**Information provided:**
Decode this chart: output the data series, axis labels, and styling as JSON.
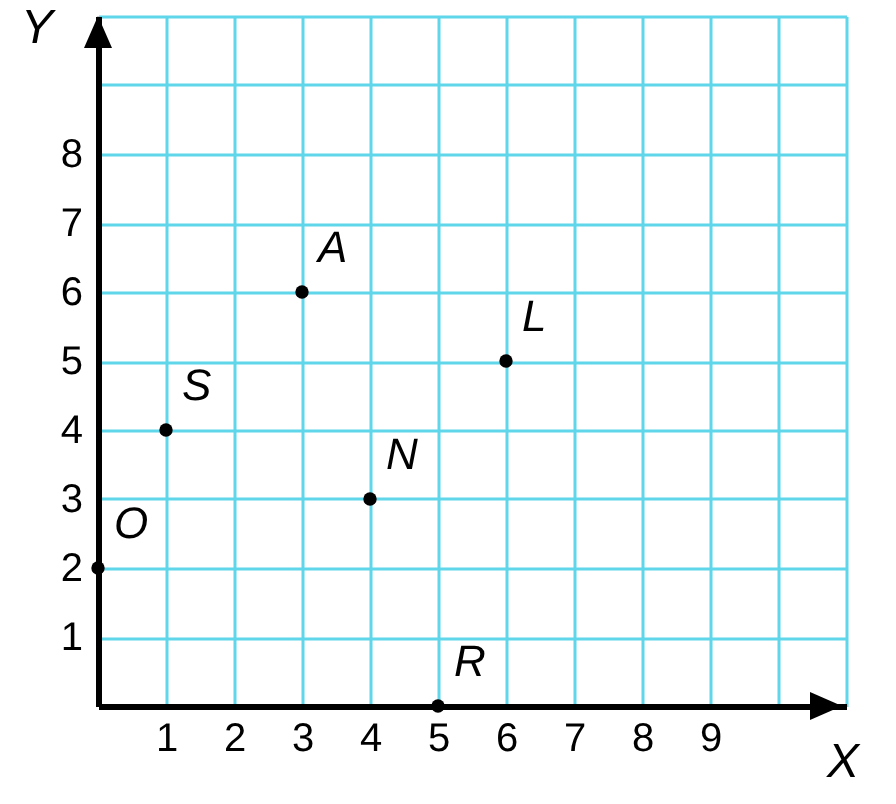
{
  "chart_data": {
    "type": "scatter",
    "xlabel": "X",
    "ylabel": "Y",
    "x": [
      0,
      1,
      3,
      4,
      6,
      5
    ],
    "series": [
      {
        "color": "#000000",
        "values": [
          2,
          4,
          6,
          3,
          5,
          0
        ]
      }
    ],
    "xlim": [
      0,
      11
    ],
    "ylim": [
      0,
      10
    ],
    "xticks": [
      1,
      2,
      3,
      4,
      5,
      6,
      7,
      8,
      9,
      {
        "value": 10,
        "label": null
      },
      {
        "value": 11,
        "label": null
      }
    ],
    "yticks": [
      1,
      2,
      3,
      4,
      5,
      6,
      7,
      8,
      {
        "value": 9,
        "label": null
      },
      {
        "value": 10,
        "label": null
      }
    ],
    "grid": true,
    "marker": "circle",
    "annotations": [
      {
        "text": "O",
        "x": 0,
        "y": 2
      },
      {
        "text": "S",
        "x": 1,
        "y": 4
      },
      {
        "text": "A",
        "x": 3,
        "y": 6
      },
      {
        "text": "N",
        "x": 4,
        "y": 3
      },
      {
        "text": "L",
        "x": 6,
        "y": 5
      },
      {
        "text": "R",
        "x": 5,
        "y": 0
      }
    ]
  }
}
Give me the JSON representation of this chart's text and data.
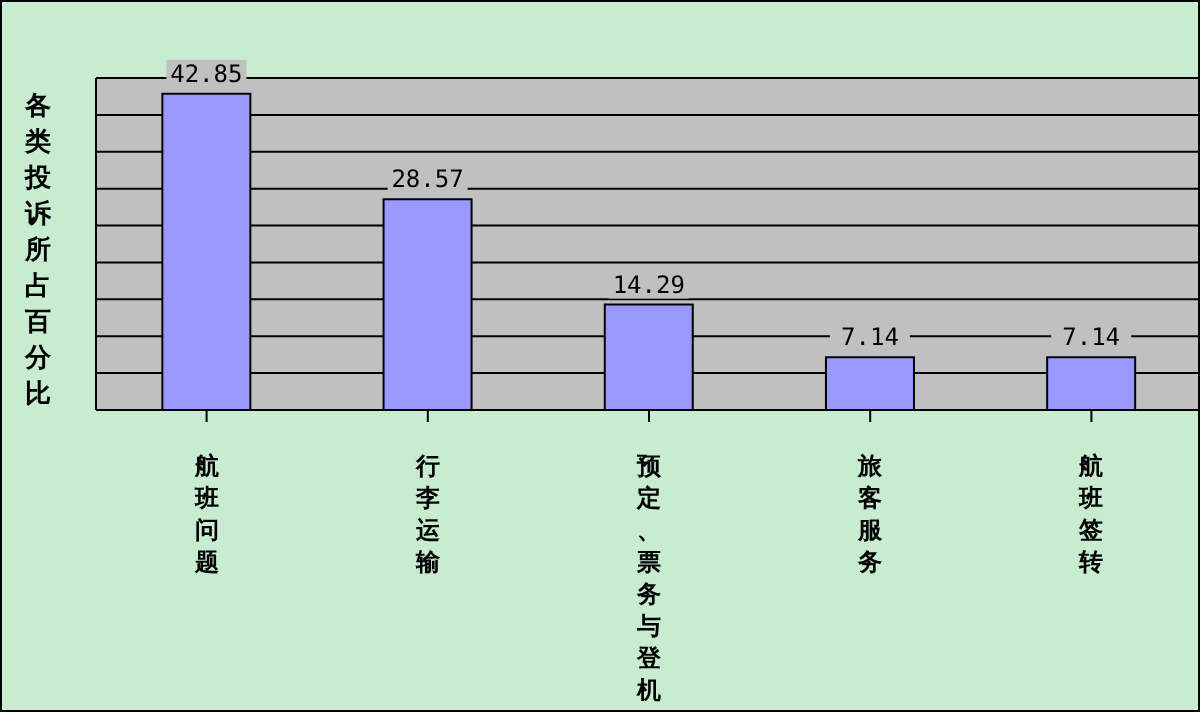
{
  "chart_data": {
    "type": "bar",
    "ylabel": "各类投诉所占百分比",
    "categories": [
      "航班问题",
      "行李运输",
      "预定、票务与登机",
      "旅客服务",
      "航班签转"
    ],
    "values": [
      42.85,
      28.57,
      14.29,
      7.14,
      7.14
    ],
    "color": "#9999ff",
    "ylim": [
      0,
      45
    ],
    "yticks": [
      {
        "value": 0,
        "label": null
      },
      {
        "value": 5,
        "label": null
      },
      {
        "value": 10,
        "label": null
      },
      {
        "value": 15,
        "label": null
      },
      {
        "value": 20,
        "label": null
      },
      {
        "value": 25,
        "label": null
      },
      {
        "value": 30,
        "label": null
      },
      {
        "value": 35,
        "label": null
      },
      {
        "value": 40,
        "label": null
      },
      {
        "value": 45,
        "label": null
      }
    ],
    "grid": "y",
    "tick_labels": "x",
    "data_labels": true,
    "legend": false
  }
}
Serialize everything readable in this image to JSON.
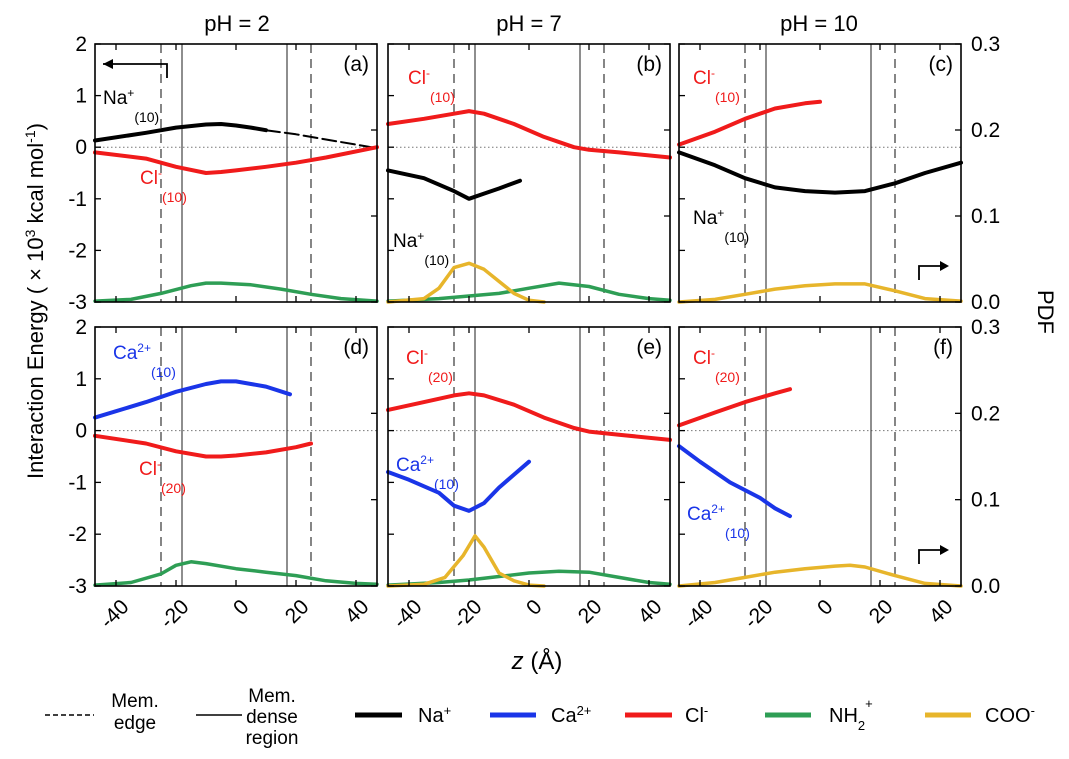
{
  "figure": {
    "ylabel_left": "Interaction Energy ( × 10³ kcal mol⁻¹)",
    "ylabel_left_parts": {
      "pre": "Interaction Energy ( × 10",
      "exp": "3",
      "mid": " kcal mol",
      "exp2": "-1",
      "post": ")"
    },
    "ylabel_right": "PDF",
    "xlabel": "z (Å)",
    "xlabel_parts": {
      "var": "z",
      "unit": " (Å)"
    }
  },
  "columns": [
    {
      "title": "pH = 2"
    },
    {
      "title": "pH = 7"
    },
    {
      "title": "pH = 10"
    }
  ],
  "axes": {
    "x_ticks": [
      -40,
      -20,
      0,
      20,
      40
    ],
    "x_range": [
      -47,
      47
    ],
    "y_left_ticks": [
      2,
      1,
      0,
      -1,
      -2,
      -3
    ],
    "y_left_range": [
      -3,
      2
    ],
    "y_right_ticks": [
      "0.3",
      "0.2",
      "0.1",
      "0.0"
    ],
    "y_right_range": [
      0,
      0.3
    ]
  },
  "colors": {
    "Na": "#000000",
    "Ca": "#1a35e8",
    "Cl": "#f01b1b",
    "NH2": "#2e9e55",
    "COO": "#e7b52b",
    "grid": "#777777"
  },
  "legend": {
    "mem_edge": [
      "Mem.",
      "edge"
    ],
    "mem_dense": [
      "Mem.",
      "dense",
      "region"
    ],
    "na": {
      "base": "Na",
      "sup": "+"
    },
    "ca": {
      "base": "Ca",
      "sup": "2+"
    },
    "cl": {
      "base": "Cl",
      "sup": "-"
    },
    "nh2": {
      "base": "NH",
      "sub": "2",
      "sup": "+"
    },
    "coo": {
      "base": "COO",
      "sup": "-"
    }
  },
  "chart_data": [
    {
      "type": "line",
      "panel": "(a)",
      "column": "pH = 2",
      "row": "top",
      "mem_edge": [
        -25,
        25
      ],
      "mem_dense": [
        -18,
        17
      ],
      "direction_arrow": "left",
      "series": [
        {
          "name": "Na+(10)",
          "label_base": "Na",
          "label_sup": "+",
          "label_sub": "(10)",
          "color_key": "Na",
          "axis": "left",
          "x": [
            -47,
            -30,
            -20,
            -10,
            -5,
            0,
            5,
            10
          ],
          "y": [
            0.13,
            0.28,
            0.38,
            0.44,
            0.45,
            0.42,
            0.38,
            0.33
          ]
        },
        {
          "name": "Na+(10) tail",
          "color_key": "Na",
          "axis": "left",
          "dashed": true,
          "x": [
            10,
            20,
            30,
            40,
            47
          ],
          "y": [
            0.33,
            0.25,
            0.15,
            0.05,
            -0.02
          ]
        },
        {
          "name": "Cl-(10)",
          "label_base": "Cl",
          "label_sup": "-",
          "label_sub": "(10)",
          "color_key": "Cl",
          "axis": "left",
          "x": [
            -47,
            -30,
            -20,
            -10,
            -5,
            0,
            10,
            20,
            30,
            47
          ],
          "y": [
            -0.1,
            -0.22,
            -0.38,
            -0.5,
            -0.48,
            -0.45,
            -0.38,
            -0.3,
            -0.2,
            0.0
          ]
        },
        {
          "name": "NH2+",
          "color_key": "NH2",
          "axis": "right",
          "x": [
            -47,
            -35,
            -25,
            -15,
            -10,
            -5,
            5,
            15,
            25,
            35,
            47
          ],
          "y": [
            0.001,
            0.003,
            0.01,
            0.019,
            0.022,
            0.022,
            0.02,
            0.015,
            0.009,
            0.004,
            0.001
          ]
        }
      ]
    },
    {
      "type": "line",
      "panel": "(b)",
      "column": "pH = 7",
      "row": "top",
      "mem_edge": [
        -25,
        25
      ],
      "mem_dense": [
        -18,
        17
      ],
      "series": [
        {
          "name": "Cl-(10)",
          "label_base": "Cl",
          "label_sup": "-",
          "label_sub": "(10)",
          "color_key": "Cl",
          "axis": "left",
          "x": [
            -47,
            -35,
            -25,
            -20,
            -15,
            -5,
            5,
            15,
            20,
            30,
            47
          ],
          "y": [
            0.45,
            0.55,
            0.65,
            0.7,
            0.65,
            0.45,
            0.2,
            0.0,
            -0.05,
            -0.1,
            -0.2
          ]
        },
        {
          "name": "Na+(10)",
          "label_base": "Na",
          "label_sup": "+",
          "label_sub": "(10)",
          "color_key": "Na",
          "axis": "left",
          "x": [
            -47,
            -35,
            -25,
            -20,
            -15,
            -10,
            -3
          ],
          "y": [
            -0.45,
            -0.6,
            -0.85,
            -1.0,
            -0.9,
            -0.8,
            -0.65
          ]
        },
        {
          "name": "NH2+",
          "color_key": "NH2",
          "axis": "right",
          "x": [
            -47,
            -30,
            -20,
            -10,
            0,
            10,
            20,
            30,
            40,
            47
          ],
          "y": [
            0.001,
            0.004,
            0.007,
            0.01,
            0.016,
            0.022,
            0.018,
            0.009,
            0.004,
            0.002
          ]
        },
        {
          "name": "COO-",
          "color_key": "COO",
          "axis": "right",
          "x": [
            -47,
            -35,
            -30,
            -25,
            -20,
            -15,
            -10,
            -5,
            0,
            5
          ],
          "y": [
            0.0,
            0.004,
            0.016,
            0.04,
            0.045,
            0.038,
            0.024,
            0.01,
            0.002,
            0.0
          ]
        }
      ]
    },
    {
      "type": "line",
      "panel": "(c)",
      "column": "pH = 10",
      "row": "top",
      "mem_edge": [
        -25,
        25
      ],
      "mem_dense": [
        -18,
        17
      ],
      "direction_arrow": "right",
      "series": [
        {
          "name": "Cl-(10)",
          "label_base": "Cl",
          "label_sup": "-",
          "label_sub": "(10)",
          "color_key": "Cl",
          "axis": "left",
          "x": [
            -47,
            -35,
            -25,
            -15,
            -5,
            0
          ],
          "y": [
            0.05,
            0.3,
            0.55,
            0.75,
            0.85,
            0.88
          ]
        },
        {
          "name": "Na+(10)",
          "label_base": "Na",
          "label_sup": "+",
          "label_sub": "(10)",
          "color_key": "Na",
          "axis": "left",
          "x": [
            -47,
            -35,
            -25,
            -15,
            -5,
            5,
            15,
            25,
            35,
            47
          ],
          "y": [
            -0.1,
            -0.35,
            -0.6,
            -0.78,
            -0.85,
            -0.88,
            -0.85,
            -0.7,
            -0.5,
            -0.3
          ]
        },
        {
          "name": "COO-",
          "color_key": "COO",
          "axis": "right",
          "x": [
            -47,
            -35,
            -25,
            -15,
            -5,
            5,
            15,
            25,
            35,
            47
          ],
          "y": [
            0.0,
            0.003,
            0.009,
            0.015,
            0.019,
            0.021,
            0.021,
            0.013,
            0.004,
            0.001
          ]
        }
      ]
    },
    {
      "type": "line",
      "panel": "(d)",
      "column": "pH = 2",
      "row": "bottom",
      "mem_edge": [
        -25,
        25
      ],
      "mem_dense": [
        -18,
        17
      ],
      "series": [
        {
          "name": "Ca2+(10)",
          "label_base": "Ca",
          "label_sup": "2+",
          "label_sub": "(10)",
          "color_key": "Ca",
          "axis": "left",
          "x": [
            -47,
            -30,
            -20,
            -10,
            -5,
            0,
            10,
            18
          ],
          "y": [
            0.25,
            0.55,
            0.75,
            0.9,
            0.95,
            0.95,
            0.85,
            0.7
          ]
        },
        {
          "name": "Cl-(20)",
          "label_base": "Cl",
          "label_sup": "-",
          "label_sub": "(20)",
          "color_key": "Cl",
          "axis": "left",
          "x": [
            -47,
            -30,
            -20,
            -10,
            -5,
            0,
            10,
            20,
            25
          ],
          "y": [
            -0.1,
            -0.25,
            -0.4,
            -0.5,
            -0.5,
            -0.48,
            -0.42,
            -0.32,
            -0.25
          ]
        },
        {
          "name": "NH2+",
          "color_key": "NH2",
          "axis": "right",
          "x": [
            -47,
            -35,
            -25,
            -20,
            -15,
            -10,
            0,
            10,
            20,
            30,
            40,
            47
          ],
          "y": [
            0.001,
            0.004,
            0.014,
            0.024,
            0.028,
            0.026,
            0.02,
            0.016,
            0.012,
            0.006,
            0.003,
            0.002
          ]
        }
      ]
    },
    {
      "type": "line",
      "panel": "(e)",
      "column": "pH = 7",
      "row": "bottom",
      "mem_edge": [
        -25,
        25
      ],
      "mem_dense": [
        -18,
        17
      ],
      "series": [
        {
          "name": "Cl-(20)",
          "label_base": "Cl",
          "label_sup": "-",
          "label_sub": "(20)",
          "color_key": "Cl",
          "axis": "left",
          "x": [
            -47,
            -35,
            -25,
            -20,
            -15,
            -5,
            5,
            15,
            20,
            30,
            47
          ],
          "y": [
            0.4,
            0.55,
            0.68,
            0.72,
            0.68,
            0.5,
            0.25,
            0.05,
            -0.02,
            -0.08,
            -0.18
          ]
        },
        {
          "name": "Ca2+(10)",
          "label_base": "Ca",
          "label_sup": "2+",
          "label_sub": "(10)",
          "color_key": "Ca",
          "axis": "left",
          "x": [
            -47,
            -40,
            -30,
            -25,
            -20,
            -15,
            -10,
            -5,
            0
          ],
          "y": [
            -0.8,
            -0.95,
            -1.2,
            -1.45,
            -1.55,
            -1.4,
            -1.1,
            -0.85,
            -0.6
          ]
        },
        {
          "name": "NH2+",
          "color_key": "NH2",
          "axis": "right",
          "x": [
            -47,
            -30,
            -20,
            -10,
            0,
            10,
            20,
            30,
            40,
            47
          ],
          "y": [
            0.001,
            0.004,
            0.007,
            0.011,
            0.015,
            0.017,
            0.016,
            0.01,
            0.004,
            0.002
          ]
        },
        {
          "name": "COO-",
          "color_key": "COO",
          "axis": "right",
          "x": [
            -47,
            -35,
            -28,
            -22,
            -18,
            -15,
            -10,
            -5,
            0,
            5
          ],
          "y": [
            0.0,
            0.002,
            0.01,
            0.035,
            0.058,
            0.045,
            0.015,
            0.006,
            0.001,
            0.0
          ]
        }
      ]
    },
    {
      "type": "line",
      "panel": "(f)",
      "column": "pH = 10",
      "row": "bottom",
      "mem_edge": [
        -25,
        25
      ],
      "mem_dense": [
        -18,
        17
      ],
      "direction_arrow": "right",
      "series": [
        {
          "name": "Cl-(20)",
          "label_base": "Cl",
          "label_sup": "-",
          "label_sub": "(20)",
          "color_key": "Cl",
          "axis": "left",
          "x": [
            -47,
            -35,
            -25,
            -15,
            -10
          ],
          "y": [
            0.1,
            0.35,
            0.55,
            0.72,
            0.8
          ]
        },
        {
          "name": "Ca2+(10)",
          "label_base": "Ca",
          "label_sup": "2+",
          "label_sub": "(10)",
          "color_key": "Ca",
          "axis": "left",
          "x": [
            -47,
            -40,
            -30,
            -20,
            -15,
            -10
          ],
          "y": [
            -0.3,
            -0.6,
            -1.0,
            -1.3,
            -1.5,
            -1.65
          ]
        },
        {
          "name": "COO-",
          "color_key": "COO",
          "axis": "right",
          "x": [
            -47,
            -35,
            -25,
            -15,
            -5,
            5,
            10,
            15,
            25,
            35,
            47
          ],
          "y": [
            0.0,
            0.004,
            0.01,
            0.016,
            0.02,
            0.023,
            0.024,
            0.022,
            0.012,
            0.003,
            0.0
          ]
        }
      ]
    }
  ]
}
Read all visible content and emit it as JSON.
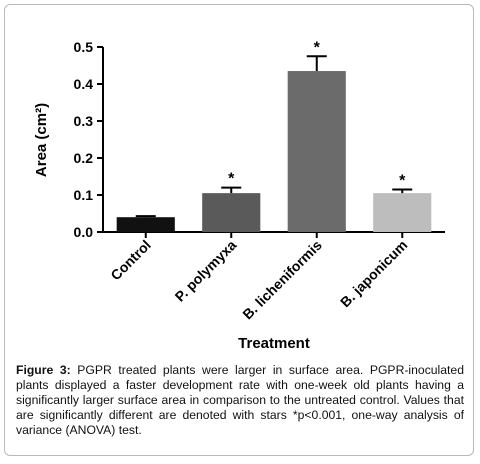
{
  "chart_data": {
    "type": "bar",
    "categories": [
      "Control",
      "P. polymyxa",
      "B. licheniformis",
      "B. japonicum"
    ],
    "values": [
      0.04,
      0.105,
      0.435,
      0.105
    ],
    "errors": [
      0.003,
      0.015,
      0.04,
      0.01
    ],
    "annotations": [
      null,
      "*",
      "*",
      "*"
    ],
    "colors": [
      "#111111",
      "#5a5a5a",
      "#6b6b6b",
      "#bdbdbd"
    ],
    "y_label": "Area (cm²)",
    "x_label": "Treatment",
    "ylim": [
      0,
      0.5
    ],
    "yticks": [
      {
        "value": 0,
        "label": "0.0"
      },
      0.1,
      0.2,
      0.3,
      0.4,
      0.5
    ]
  },
  "caption": {
    "label": "Figure 3:",
    "text": " PGPR treated plants were larger in surface area. PGPR-inoculated plants displayed a faster development rate with one-week old plants having a significantly larger surface area in comparison to the untreated control. Values that are significantly different are denoted with stars *p<0.001, one-way analysis of variance (ANOVA) test."
  }
}
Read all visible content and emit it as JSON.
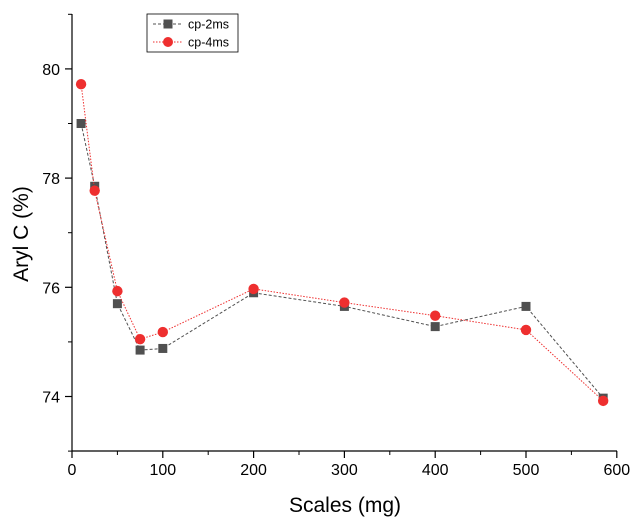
{
  "chart_data": {
    "type": "line",
    "xlabel": "Scales (mg)",
    "ylabel": "Aryl C (%)",
    "xlim": [
      0,
      600
    ],
    "ylim": [
      73,
      81
    ],
    "x_ticks": [
      0,
      100,
      200,
      300,
      400,
      500,
      600
    ],
    "y_ticks": [
      74,
      76,
      78,
      80
    ],
    "grid": false,
    "legend_position": "top-left",
    "series": [
      {
        "name": "cp-2ms",
        "marker": "square",
        "color": "#505050",
        "line_style": "dashed",
        "x": [
          10,
          25,
          50,
          75,
          100,
          200,
          300,
          400,
          500,
          585
        ],
        "y": [
          79.0,
          77.85,
          75.7,
          74.85,
          74.88,
          75.9,
          75.65,
          75.28,
          75.65,
          73.97
        ]
      },
      {
        "name": "cp-4ms",
        "marker": "circle",
        "color": "#ee2f2f",
        "line_style": "dotted",
        "x": [
          10,
          25,
          50,
          75,
          100,
          200,
          300,
          400,
          500,
          585
        ],
        "y": [
          79.72,
          77.77,
          75.93,
          75.05,
          75.18,
          75.97,
          75.72,
          75.48,
          75.22,
          73.92
        ]
      }
    ]
  }
}
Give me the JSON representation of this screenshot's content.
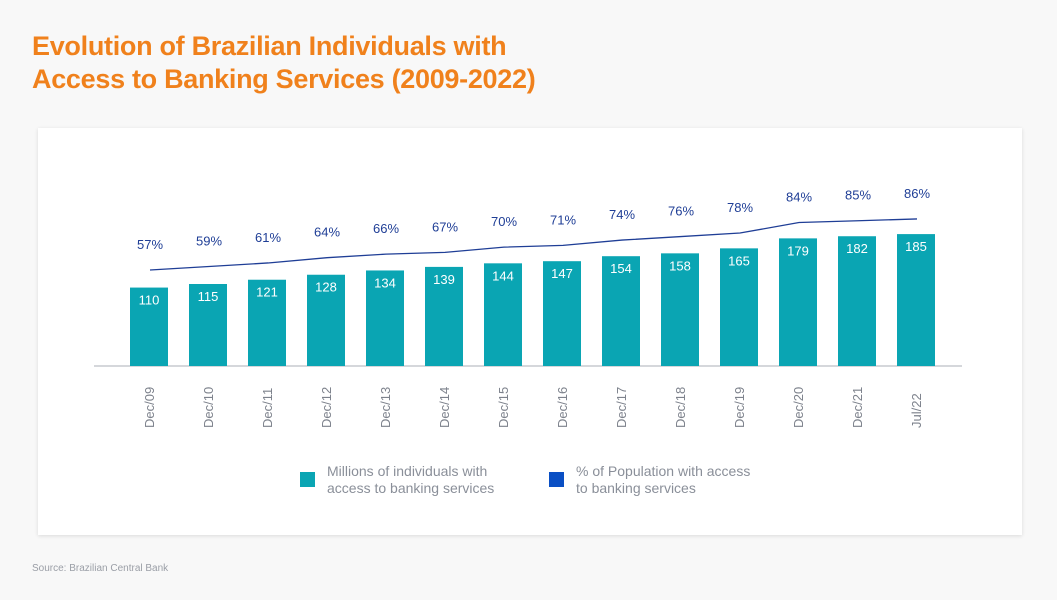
{
  "title_line1": "Evolution of Brazilian Individuals with",
  "title_line2": "Access to Banking Services (2009-2022)",
  "source": "Source: Brazilian Central Bank",
  "colors": {
    "bars": "#0aa5b3",
    "line": "#1f3e96",
    "legend_line": "#0a4fc4",
    "title": "#f0811c"
  },
  "chart_data": {
    "type": "bar+line",
    "categories": [
      "Dec/09",
      "Dec/10",
      "Dec/11",
      "Dec/12",
      "Dec/13",
      "Dec/14",
      "Dec/15",
      "Dec/16",
      "Dec/17",
      "Dec/18",
      "Dec/19",
      "Dec/20",
      "Dec/21",
      "Jul/22"
    ],
    "series": [
      {
        "name": "Millions of individuals with access to banking services",
        "type": "bar",
        "values": [
          110,
          115,
          121,
          128,
          134,
          139,
          144,
          147,
          154,
          158,
          165,
          179,
          182,
          185
        ]
      },
      {
        "name": "% of Population with access to banking services",
        "type": "line",
        "values": [
          57,
          59,
          61,
          64,
          66,
          67,
          70,
          71,
          74,
          76,
          78,
          84,
          85,
          86
        ],
        "unit": "%"
      }
    ],
    "legend_placement": "bottom",
    "grid": false
  },
  "legend": {
    "bar_line1": "Millions of individuals with",
    "bar_line2": "access to banking services",
    "line_line1": "% of Population with access",
    "line_line2": "to banking services"
  }
}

**Requirements:** Pick out the lines that have the word "Millions". Copy them all.

**The solution:**
        "name": "Millions of individuals with access to banking services",
    "bar_line1": "Millions of individuals with",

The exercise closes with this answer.